Task description:
Scan the entries below. List each line with "Cameros".

Dataset records:
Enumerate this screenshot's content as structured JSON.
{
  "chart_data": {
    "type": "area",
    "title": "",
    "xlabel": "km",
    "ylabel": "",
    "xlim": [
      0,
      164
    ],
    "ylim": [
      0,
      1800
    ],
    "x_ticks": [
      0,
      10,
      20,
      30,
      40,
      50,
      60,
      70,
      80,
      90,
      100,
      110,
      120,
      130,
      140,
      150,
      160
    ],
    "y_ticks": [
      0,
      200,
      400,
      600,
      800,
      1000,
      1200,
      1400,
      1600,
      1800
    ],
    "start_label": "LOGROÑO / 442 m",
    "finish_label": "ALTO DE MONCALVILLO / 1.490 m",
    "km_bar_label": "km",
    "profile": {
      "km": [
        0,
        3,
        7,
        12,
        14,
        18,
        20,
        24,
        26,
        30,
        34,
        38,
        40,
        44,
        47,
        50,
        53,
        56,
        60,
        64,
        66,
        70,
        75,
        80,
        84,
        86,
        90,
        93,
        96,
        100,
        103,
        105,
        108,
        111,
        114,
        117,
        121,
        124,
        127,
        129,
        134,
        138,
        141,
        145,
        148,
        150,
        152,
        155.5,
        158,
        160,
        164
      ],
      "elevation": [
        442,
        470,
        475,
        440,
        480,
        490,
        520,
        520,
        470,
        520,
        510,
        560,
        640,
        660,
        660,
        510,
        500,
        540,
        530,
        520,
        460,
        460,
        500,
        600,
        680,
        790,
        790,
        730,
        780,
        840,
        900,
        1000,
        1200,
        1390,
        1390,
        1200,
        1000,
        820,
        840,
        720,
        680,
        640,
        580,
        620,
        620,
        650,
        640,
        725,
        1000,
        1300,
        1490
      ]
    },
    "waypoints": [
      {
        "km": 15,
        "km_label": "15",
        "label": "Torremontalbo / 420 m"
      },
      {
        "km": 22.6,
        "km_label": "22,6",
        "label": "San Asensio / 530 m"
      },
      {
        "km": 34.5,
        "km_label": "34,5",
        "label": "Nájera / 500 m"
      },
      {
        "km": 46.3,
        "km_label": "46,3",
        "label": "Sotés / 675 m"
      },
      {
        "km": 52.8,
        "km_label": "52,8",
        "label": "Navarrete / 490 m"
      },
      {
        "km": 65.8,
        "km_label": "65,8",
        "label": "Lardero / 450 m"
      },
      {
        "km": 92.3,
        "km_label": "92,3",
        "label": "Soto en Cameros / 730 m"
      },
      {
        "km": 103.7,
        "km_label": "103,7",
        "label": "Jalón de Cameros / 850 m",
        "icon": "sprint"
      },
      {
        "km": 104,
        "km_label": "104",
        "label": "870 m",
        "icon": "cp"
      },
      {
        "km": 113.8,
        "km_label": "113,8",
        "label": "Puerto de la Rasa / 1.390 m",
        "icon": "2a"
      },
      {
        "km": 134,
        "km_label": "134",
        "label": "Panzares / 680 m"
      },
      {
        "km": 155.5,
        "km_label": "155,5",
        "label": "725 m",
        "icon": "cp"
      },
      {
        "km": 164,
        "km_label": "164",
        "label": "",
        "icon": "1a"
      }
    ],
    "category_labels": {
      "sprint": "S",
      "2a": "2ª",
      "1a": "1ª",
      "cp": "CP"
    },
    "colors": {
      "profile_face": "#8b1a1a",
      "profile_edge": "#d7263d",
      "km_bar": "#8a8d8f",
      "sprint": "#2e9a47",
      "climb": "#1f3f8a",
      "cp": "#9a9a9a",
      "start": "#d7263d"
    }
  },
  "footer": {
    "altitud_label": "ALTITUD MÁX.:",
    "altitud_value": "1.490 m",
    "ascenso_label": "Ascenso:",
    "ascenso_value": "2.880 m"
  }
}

==

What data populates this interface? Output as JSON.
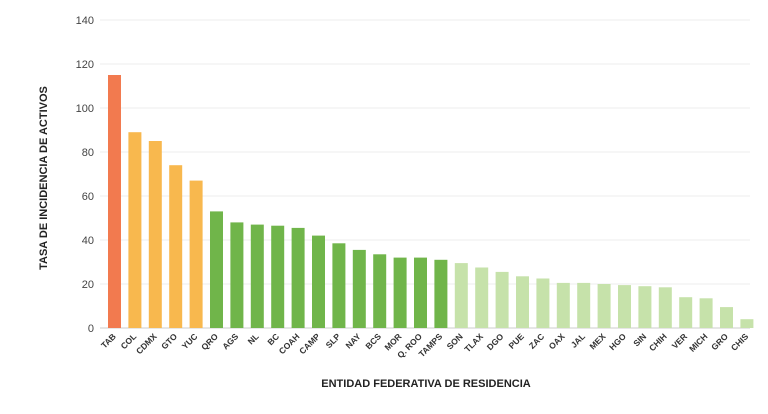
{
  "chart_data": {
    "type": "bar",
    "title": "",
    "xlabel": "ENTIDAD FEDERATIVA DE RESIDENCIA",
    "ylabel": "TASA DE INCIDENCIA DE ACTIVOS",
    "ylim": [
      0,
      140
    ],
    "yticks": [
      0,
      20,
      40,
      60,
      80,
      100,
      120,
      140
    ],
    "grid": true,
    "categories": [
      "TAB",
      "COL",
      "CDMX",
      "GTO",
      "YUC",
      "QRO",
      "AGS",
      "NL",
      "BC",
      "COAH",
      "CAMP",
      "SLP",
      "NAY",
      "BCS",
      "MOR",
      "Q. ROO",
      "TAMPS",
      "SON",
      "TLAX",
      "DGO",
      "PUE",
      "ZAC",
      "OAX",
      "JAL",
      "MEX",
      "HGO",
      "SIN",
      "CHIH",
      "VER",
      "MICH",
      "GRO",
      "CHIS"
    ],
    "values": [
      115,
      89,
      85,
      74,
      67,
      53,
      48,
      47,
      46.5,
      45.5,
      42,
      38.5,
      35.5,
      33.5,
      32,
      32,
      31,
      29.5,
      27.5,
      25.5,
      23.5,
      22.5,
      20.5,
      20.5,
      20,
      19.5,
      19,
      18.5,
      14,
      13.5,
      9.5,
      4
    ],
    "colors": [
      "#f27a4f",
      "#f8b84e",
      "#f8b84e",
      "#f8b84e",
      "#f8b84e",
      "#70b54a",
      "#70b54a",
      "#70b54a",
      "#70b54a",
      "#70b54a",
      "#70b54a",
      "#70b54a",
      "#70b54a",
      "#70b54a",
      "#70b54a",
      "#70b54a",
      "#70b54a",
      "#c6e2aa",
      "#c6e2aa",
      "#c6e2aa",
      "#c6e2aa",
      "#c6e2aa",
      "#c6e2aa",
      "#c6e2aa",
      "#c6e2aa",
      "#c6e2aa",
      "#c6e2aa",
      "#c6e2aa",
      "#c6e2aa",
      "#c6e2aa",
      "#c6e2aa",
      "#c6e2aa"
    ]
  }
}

Response below:
        "label": "Soto en Cameros / 730 m"
        "label": "Jalón de Cameros / 850 m",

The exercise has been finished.